**YOUR GOAL:**
Copy every line that holds "Satisfaction".

[Records that describe figures]
========================================

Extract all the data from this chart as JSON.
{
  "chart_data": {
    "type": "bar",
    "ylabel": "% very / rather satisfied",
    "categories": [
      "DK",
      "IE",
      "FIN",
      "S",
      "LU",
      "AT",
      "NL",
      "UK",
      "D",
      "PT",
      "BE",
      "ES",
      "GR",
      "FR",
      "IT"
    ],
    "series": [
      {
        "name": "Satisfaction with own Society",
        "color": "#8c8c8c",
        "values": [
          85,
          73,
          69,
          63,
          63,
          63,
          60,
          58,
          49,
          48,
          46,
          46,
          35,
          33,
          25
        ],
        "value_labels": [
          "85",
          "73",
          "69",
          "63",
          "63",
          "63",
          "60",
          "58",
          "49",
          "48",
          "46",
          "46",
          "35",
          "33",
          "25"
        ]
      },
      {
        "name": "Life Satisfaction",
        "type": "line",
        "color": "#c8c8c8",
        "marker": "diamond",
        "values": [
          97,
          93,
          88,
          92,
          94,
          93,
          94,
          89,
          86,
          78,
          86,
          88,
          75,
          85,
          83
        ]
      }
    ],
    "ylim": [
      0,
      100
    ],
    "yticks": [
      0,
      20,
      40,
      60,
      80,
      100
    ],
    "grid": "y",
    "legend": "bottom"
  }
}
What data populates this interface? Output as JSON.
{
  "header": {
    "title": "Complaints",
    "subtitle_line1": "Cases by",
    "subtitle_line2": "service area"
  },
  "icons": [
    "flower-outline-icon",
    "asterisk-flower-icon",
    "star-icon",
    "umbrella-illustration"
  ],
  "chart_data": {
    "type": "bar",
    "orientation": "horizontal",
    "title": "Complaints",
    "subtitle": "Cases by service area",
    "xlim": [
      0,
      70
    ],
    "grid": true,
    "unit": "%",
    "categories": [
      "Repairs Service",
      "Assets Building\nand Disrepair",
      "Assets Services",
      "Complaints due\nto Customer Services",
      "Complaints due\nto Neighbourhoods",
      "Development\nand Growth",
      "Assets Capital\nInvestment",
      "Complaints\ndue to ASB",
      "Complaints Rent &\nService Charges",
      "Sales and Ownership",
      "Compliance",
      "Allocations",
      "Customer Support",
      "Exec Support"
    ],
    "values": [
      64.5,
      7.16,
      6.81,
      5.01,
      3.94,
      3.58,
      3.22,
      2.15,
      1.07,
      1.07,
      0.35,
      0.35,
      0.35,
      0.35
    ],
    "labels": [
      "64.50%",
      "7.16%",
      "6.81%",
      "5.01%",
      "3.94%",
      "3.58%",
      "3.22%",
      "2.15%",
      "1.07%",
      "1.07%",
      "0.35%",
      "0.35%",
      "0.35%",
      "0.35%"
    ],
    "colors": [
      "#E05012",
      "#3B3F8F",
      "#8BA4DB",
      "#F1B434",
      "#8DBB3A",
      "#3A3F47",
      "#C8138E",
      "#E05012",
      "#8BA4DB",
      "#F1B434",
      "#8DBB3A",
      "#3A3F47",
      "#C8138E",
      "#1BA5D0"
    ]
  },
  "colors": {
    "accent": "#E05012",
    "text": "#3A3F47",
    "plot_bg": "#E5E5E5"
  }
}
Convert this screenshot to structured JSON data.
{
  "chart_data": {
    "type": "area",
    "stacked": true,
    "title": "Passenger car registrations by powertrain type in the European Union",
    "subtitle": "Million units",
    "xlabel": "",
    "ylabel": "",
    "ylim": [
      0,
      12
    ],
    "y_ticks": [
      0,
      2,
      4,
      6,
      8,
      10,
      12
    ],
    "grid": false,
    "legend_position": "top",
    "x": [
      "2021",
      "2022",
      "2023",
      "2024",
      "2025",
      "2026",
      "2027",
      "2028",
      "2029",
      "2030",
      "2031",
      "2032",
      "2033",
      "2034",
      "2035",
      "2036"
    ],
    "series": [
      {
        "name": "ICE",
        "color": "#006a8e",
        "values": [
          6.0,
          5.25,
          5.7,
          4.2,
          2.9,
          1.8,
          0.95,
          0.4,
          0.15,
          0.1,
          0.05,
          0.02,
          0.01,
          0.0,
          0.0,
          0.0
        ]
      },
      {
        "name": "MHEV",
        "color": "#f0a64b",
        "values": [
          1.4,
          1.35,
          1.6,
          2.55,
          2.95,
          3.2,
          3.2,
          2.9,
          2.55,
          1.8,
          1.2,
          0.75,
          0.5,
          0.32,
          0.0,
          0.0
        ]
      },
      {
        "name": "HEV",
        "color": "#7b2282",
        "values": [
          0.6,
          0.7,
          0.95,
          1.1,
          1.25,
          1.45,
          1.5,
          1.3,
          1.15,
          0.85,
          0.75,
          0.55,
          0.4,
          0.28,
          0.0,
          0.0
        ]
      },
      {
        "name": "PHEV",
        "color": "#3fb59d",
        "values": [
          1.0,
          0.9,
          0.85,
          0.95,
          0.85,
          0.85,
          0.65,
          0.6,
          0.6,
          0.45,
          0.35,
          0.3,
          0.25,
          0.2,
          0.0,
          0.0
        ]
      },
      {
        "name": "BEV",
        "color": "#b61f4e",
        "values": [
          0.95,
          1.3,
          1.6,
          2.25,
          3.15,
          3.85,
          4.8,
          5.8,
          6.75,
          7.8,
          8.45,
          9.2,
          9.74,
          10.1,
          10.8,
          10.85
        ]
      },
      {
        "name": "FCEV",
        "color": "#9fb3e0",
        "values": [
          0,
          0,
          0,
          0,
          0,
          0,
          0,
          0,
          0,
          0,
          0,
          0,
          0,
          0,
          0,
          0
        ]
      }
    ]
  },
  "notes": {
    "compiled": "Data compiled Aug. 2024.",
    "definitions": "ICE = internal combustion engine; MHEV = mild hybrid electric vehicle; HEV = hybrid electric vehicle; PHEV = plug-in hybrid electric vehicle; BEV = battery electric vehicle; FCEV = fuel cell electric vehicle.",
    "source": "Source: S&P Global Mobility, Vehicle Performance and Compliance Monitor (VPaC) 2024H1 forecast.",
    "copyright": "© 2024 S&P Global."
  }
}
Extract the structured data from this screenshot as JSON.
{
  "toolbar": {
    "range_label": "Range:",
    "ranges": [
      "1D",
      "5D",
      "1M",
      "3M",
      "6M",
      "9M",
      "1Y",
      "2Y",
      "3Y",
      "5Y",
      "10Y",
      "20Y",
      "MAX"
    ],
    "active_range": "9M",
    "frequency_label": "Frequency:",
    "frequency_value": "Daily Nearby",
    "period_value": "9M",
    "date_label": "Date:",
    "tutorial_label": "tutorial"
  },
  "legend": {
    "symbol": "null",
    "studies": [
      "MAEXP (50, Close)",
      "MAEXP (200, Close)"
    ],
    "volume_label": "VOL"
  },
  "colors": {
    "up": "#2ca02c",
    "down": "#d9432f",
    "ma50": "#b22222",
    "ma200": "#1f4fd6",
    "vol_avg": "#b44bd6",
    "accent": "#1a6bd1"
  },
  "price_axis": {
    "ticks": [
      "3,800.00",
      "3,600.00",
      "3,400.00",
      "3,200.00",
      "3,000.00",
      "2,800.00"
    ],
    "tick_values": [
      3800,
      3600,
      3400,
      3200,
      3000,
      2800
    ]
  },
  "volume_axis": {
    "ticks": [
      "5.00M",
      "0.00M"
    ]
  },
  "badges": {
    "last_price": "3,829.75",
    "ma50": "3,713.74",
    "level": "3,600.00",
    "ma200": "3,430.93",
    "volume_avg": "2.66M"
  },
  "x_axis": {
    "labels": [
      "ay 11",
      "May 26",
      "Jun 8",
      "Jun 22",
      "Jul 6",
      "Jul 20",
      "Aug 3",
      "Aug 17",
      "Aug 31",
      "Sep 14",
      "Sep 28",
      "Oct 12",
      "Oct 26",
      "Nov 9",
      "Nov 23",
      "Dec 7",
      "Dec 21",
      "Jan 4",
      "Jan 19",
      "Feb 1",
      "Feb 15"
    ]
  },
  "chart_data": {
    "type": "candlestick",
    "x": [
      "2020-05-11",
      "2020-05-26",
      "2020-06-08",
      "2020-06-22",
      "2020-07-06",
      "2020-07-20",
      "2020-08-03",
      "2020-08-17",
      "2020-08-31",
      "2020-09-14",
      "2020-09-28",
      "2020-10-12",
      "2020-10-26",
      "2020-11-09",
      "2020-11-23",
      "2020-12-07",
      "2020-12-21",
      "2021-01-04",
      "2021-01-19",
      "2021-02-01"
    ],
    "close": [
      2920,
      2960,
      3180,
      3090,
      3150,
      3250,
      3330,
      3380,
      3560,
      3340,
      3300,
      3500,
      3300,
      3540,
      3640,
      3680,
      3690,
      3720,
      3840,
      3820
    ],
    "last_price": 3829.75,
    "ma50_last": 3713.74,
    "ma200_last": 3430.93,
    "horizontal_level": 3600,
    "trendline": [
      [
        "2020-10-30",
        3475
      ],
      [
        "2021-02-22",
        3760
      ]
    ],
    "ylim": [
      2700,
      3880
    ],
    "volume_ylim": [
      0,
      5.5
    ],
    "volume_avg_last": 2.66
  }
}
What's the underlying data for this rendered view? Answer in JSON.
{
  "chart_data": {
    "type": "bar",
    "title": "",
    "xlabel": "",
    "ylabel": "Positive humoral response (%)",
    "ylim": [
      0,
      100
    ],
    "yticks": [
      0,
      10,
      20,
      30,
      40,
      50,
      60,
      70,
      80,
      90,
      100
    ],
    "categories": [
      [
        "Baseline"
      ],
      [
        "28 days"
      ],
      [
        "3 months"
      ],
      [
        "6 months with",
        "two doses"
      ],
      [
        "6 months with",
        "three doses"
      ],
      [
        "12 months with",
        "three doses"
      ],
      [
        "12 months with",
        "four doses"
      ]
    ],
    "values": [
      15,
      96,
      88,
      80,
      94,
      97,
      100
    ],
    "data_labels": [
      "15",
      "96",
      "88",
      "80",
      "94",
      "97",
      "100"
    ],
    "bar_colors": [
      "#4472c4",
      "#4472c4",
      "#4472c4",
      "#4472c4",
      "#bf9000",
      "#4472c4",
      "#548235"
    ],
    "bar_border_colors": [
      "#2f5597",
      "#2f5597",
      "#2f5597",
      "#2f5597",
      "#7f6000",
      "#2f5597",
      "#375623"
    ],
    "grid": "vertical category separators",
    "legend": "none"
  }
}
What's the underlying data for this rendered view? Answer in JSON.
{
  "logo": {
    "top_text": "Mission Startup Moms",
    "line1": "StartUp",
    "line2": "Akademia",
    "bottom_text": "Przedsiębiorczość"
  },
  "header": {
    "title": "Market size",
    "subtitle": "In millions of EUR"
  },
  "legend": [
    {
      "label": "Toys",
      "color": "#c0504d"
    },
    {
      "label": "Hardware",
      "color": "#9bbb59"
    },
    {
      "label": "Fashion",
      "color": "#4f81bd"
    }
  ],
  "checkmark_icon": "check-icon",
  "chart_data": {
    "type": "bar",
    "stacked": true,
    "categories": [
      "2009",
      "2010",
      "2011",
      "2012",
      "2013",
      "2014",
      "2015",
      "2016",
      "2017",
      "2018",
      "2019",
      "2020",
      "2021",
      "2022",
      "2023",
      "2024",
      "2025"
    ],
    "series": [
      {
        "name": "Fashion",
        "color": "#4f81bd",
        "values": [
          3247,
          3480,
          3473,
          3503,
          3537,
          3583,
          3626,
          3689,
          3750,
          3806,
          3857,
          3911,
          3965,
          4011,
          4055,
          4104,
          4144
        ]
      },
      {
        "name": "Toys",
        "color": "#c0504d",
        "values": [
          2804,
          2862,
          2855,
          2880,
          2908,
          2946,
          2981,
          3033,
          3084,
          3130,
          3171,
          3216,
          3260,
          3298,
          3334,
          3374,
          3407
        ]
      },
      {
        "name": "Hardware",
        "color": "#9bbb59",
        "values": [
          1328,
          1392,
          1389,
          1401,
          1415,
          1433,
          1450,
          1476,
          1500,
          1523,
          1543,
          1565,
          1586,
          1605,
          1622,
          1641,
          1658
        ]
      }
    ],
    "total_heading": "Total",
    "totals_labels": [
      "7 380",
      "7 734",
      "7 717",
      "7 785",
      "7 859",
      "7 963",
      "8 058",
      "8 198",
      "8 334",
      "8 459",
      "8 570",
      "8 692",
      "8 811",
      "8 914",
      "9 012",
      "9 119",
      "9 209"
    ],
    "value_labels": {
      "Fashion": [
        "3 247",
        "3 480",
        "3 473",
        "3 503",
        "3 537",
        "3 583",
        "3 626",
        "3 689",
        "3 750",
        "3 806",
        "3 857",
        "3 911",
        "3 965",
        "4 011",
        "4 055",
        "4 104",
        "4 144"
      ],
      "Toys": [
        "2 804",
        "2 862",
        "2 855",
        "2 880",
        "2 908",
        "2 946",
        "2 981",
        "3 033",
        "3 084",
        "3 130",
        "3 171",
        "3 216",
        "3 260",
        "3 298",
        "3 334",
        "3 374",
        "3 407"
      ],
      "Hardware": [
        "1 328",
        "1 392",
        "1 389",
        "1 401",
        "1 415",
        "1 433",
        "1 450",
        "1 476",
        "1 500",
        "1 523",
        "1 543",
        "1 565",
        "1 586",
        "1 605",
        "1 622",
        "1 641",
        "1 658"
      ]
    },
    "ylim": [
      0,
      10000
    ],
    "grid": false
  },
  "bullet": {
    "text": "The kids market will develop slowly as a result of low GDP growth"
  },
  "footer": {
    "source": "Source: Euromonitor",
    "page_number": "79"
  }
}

========================================

**TASK ANSWER:**
        "name": "Satisfaction with own Society",
        "name": "Life Satisfaction",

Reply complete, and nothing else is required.